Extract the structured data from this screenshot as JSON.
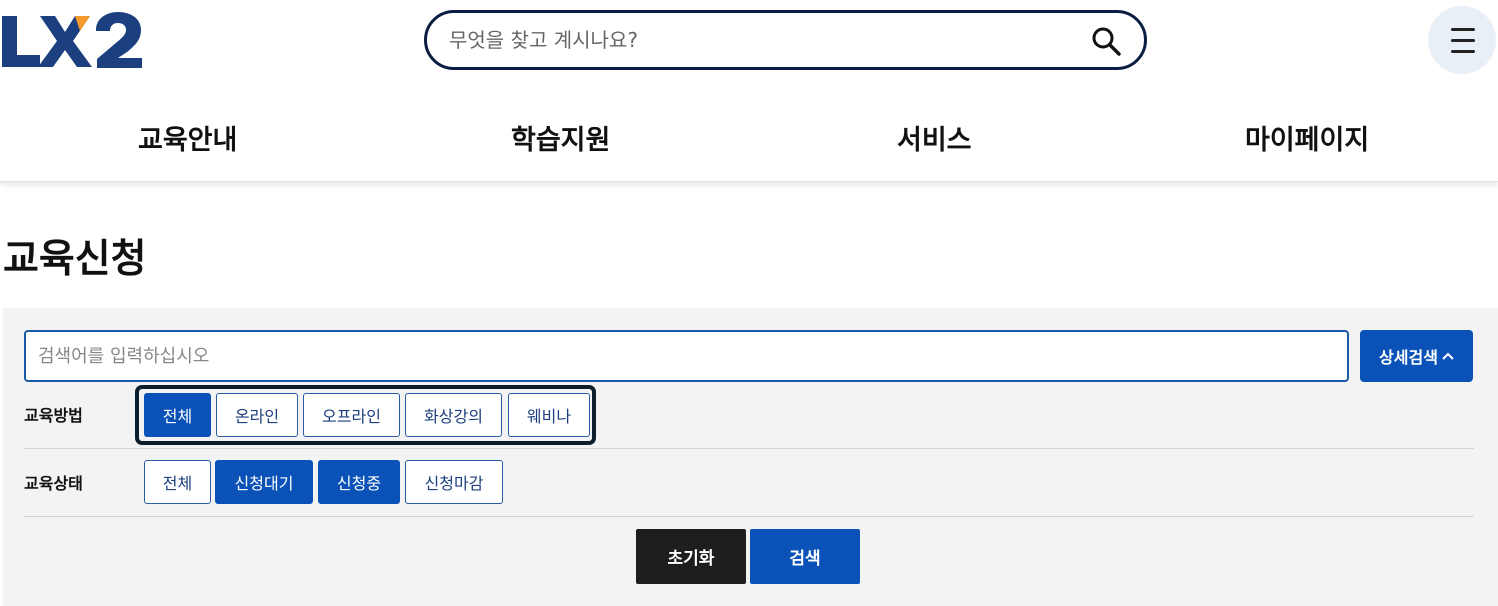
{
  "brand": {
    "logo_text": "LX2",
    "accent": "#f39a2a",
    "primary": "#1b3f7f"
  },
  "header": {
    "search_placeholder": "무엇을 찾고 계시나요?",
    "search_icon": "search-icon",
    "menu_icon": "hamburger-menu-icon"
  },
  "gnb": [
    "교육안내",
    "학습지원",
    "서비스",
    "마이페이지"
  ],
  "page": {
    "title": "교육신청"
  },
  "filter": {
    "keyword_placeholder": "검색어를 입력하십시오",
    "advanced_label": "상세검색",
    "method": {
      "label": "교육방법",
      "options": [
        "전체",
        "온라인",
        "오프라인",
        "화상강의",
        "웨비나"
      ],
      "selected": [
        "전체"
      ]
    },
    "status": {
      "label": "교육상태",
      "options": [
        "전체",
        "신청대기",
        "신청중",
        "신청마감"
      ],
      "selected": [
        "신청대기",
        "신청중"
      ]
    },
    "reset_label": "초기화",
    "search_label": "검색"
  },
  "colors": {
    "selected_chip": "#0a52b8",
    "reset_button": "#1e1e1e",
    "search_border": "#0c1d44"
  }
}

Problem to solve
The listing above needs to be output again exactly. Don't include the pictures.

Exercise solution
Extract the structured data from this screenshot as JSON.
{
  "brand": {
    "logo_text": "LX2",
    "accent": "#f39a2a",
    "primary": "#1b3f7f"
  },
  "header": {
    "search_placeholder": "무엇을 찾고 계시나요?",
    "search_icon": "search-icon",
    "menu_icon": "hamburger-menu-icon"
  },
  "gnb": [
    "교육안내",
    "학습지원",
    "서비스",
    "마이페이지"
  ],
  "page": {
    "title": "교육신청"
  },
  "filter": {
    "keyword_placeholder": "검색어를 입력하십시오",
    "advanced_label": "상세검색",
    "method": {
      "label": "교육방법",
      "options": [
        "전체",
        "온라인",
        "오프라인",
        "화상강의",
        "웨비나"
      ],
      "selected": [
        "전체"
      ]
    },
    "status": {
      "label": "교육상태",
      "options": [
        "전체",
        "신청대기",
        "신청중",
        "신청마감"
      ],
      "selected": [
        "신청대기",
        "신청중"
      ]
    },
    "reset_label": "초기화",
    "search_label": "검색"
  },
  "colors": {
    "selected_chip": "#0a52b8",
    "reset_button": "#1e1e1e",
    "search_border": "#0c1d44"
  }
}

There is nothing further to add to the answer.